Some records:
⟨

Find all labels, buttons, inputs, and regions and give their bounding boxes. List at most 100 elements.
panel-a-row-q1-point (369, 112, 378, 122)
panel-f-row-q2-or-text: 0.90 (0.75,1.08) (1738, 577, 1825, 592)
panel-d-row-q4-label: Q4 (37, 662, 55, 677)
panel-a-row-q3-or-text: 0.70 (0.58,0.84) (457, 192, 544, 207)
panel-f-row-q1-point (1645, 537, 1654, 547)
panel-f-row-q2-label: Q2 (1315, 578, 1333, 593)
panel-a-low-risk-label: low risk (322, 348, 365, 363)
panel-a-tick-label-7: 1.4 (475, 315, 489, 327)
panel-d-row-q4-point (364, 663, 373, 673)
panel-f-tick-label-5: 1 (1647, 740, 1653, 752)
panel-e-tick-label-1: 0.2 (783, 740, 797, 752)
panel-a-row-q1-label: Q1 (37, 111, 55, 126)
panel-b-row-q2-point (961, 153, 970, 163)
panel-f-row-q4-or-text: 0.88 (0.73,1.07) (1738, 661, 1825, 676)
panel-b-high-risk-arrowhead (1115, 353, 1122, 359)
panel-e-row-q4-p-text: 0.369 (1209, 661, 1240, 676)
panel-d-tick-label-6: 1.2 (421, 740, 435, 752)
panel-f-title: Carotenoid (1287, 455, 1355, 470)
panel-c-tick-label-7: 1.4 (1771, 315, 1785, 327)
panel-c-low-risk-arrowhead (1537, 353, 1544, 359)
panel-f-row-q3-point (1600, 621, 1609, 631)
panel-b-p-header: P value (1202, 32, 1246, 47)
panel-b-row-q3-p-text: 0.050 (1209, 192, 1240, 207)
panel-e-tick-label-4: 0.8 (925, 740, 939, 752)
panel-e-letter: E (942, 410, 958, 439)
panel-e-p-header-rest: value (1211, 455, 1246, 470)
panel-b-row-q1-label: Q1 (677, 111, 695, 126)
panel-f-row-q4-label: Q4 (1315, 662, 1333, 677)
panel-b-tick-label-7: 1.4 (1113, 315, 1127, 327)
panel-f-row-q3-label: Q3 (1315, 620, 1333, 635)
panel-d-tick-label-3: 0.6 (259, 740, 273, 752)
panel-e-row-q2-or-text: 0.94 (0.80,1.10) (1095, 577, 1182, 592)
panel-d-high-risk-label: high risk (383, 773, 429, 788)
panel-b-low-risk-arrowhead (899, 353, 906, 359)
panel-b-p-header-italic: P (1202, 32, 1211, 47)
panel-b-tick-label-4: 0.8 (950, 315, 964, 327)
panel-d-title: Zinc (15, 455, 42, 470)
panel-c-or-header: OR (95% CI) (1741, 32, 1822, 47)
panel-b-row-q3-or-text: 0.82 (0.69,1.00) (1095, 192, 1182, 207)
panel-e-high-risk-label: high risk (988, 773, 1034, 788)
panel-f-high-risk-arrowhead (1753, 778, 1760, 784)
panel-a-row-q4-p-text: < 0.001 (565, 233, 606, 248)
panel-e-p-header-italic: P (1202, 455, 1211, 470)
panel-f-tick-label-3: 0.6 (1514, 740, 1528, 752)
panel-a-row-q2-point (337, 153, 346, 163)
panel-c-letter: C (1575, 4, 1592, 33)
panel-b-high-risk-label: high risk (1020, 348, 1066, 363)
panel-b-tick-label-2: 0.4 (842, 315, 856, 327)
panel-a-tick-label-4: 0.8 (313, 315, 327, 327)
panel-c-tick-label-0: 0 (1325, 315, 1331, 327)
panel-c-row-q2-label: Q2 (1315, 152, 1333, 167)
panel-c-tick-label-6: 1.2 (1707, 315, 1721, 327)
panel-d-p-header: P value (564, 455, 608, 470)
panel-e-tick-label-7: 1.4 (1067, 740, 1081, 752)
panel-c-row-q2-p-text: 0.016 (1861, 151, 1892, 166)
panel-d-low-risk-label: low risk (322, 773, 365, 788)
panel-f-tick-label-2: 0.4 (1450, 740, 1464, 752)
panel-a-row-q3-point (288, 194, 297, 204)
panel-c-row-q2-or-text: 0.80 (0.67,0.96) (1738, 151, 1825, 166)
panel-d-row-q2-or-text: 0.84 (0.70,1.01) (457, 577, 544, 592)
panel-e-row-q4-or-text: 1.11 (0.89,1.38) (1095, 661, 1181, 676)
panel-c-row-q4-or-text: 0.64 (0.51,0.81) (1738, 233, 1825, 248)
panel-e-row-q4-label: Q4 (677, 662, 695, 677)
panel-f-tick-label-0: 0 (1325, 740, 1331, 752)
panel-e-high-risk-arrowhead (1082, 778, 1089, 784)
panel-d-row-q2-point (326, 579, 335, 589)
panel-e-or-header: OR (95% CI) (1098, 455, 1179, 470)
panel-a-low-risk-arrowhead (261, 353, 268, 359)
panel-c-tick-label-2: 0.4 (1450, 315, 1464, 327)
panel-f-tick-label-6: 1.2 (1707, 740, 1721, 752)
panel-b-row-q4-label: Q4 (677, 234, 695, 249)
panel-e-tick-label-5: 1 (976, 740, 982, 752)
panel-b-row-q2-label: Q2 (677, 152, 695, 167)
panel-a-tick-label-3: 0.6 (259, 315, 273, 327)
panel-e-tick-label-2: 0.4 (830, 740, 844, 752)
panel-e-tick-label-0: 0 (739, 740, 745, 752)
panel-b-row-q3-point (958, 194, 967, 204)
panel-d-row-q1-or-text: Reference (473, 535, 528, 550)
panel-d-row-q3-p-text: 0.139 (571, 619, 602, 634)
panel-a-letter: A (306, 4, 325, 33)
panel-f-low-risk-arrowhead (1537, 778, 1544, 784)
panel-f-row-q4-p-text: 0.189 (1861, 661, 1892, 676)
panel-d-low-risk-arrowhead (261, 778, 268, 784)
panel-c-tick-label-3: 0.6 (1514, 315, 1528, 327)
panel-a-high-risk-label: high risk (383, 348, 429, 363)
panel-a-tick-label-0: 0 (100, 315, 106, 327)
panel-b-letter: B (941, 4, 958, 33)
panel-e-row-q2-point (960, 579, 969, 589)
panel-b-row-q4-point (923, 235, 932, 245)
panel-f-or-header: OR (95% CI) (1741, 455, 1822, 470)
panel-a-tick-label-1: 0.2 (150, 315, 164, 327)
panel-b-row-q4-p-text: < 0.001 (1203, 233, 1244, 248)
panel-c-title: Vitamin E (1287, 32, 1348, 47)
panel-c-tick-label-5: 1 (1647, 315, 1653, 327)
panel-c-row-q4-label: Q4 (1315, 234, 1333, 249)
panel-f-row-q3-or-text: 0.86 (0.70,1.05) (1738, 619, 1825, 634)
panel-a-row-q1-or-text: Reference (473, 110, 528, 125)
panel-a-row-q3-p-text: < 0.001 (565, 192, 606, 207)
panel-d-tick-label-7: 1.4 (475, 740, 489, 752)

⟩

=== Task to carry out ===
Give the records as a numbered list, from the start through the line containing "panel-d-tick-label-3: 0.6 (259, 740, 273, 752)", leaving out blank lines.

=== Complete answer ===
1. Find all labels, buttons, inputs, and regions and give their bounding boxes. List at most 100 elements.
2. panel-a-row-q1-point (369, 112, 378, 122)
3. panel-f-row-q2-or-text: 0.90 (0.75,1.08) (1738, 577, 1825, 592)
4. panel-d-row-q4-label: Q4 (37, 662, 55, 677)
5. panel-a-row-q3-or-text: 0.70 (0.58,0.84) (457, 192, 544, 207)
6. panel-f-row-q1-point (1645, 537, 1654, 547)
7. panel-f-row-q2-label: Q2 (1315, 578, 1333, 593)
8. panel-a-low-risk-label: low risk (322, 348, 365, 363)
9. panel-a-tick-label-7: 1.4 (475, 315, 489, 327)
10. panel-d-row-q4-point (364, 663, 373, 673)
11. panel-f-tick-label-5: 1 (1647, 740, 1653, 752)
12. panel-e-tick-label-1: 0.2 (783, 740, 797, 752)
13. panel-a-row-q1-label: Q1 (37, 111, 55, 126)
14. panel-b-row-q2-point (961, 153, 970, 163)
15. panel-f-row-q4-or-text: 0.88 (0.73,1.07) (1738, 661, 1825, 676)
16. panel-b-high-risk-arrowhead (1115, 353, 1122, 359)
17. panel-e-row-q4-p-text: 0.369 (1209, 661, 1240, 676)
18. panel-d-tick-label-6: 1.2 (421, 740, 435, 752)
19. panel-f-title: Carotenoid (1287, 455, 1355, 470)
20. panel-c-tick-label-7: 1.4 (1771, 315, 1785, 327)
21. panel-c-low-risk-arrowhead (1537, 353, 1544, 359)
22. panel-f-row-q3-point (1600, 621, 1609, 631)
23. panel-b-p-header: P value (1202, 32, 1246, 47)
24. panel-b-row-q3-p-text: 0.050 (1209, 192, 1240, 207)
25. panel-e-tick-label-4: 0.8 (925, 740, 939, 752)
26. panel-e-letter: E (942, 410, 958, 439)
27. panel-e-p-header-rest: value (1211, 455, 1246, 470)
28. panel-b-row-q1-label: Q1 (677, 111, 695, 126)
29. panel-f-row-q4-label: Q4 (1315, 662, 1333, 677)
30. panel-b-tick-label-7: 1.4 (1113, 315, 1127, 327)
31. panel-f-row-q3-label: Q3 (1315, 620, 1333, 635)
32. panel-d-tick-label-3: 0.6 (259, 740, 273, 752)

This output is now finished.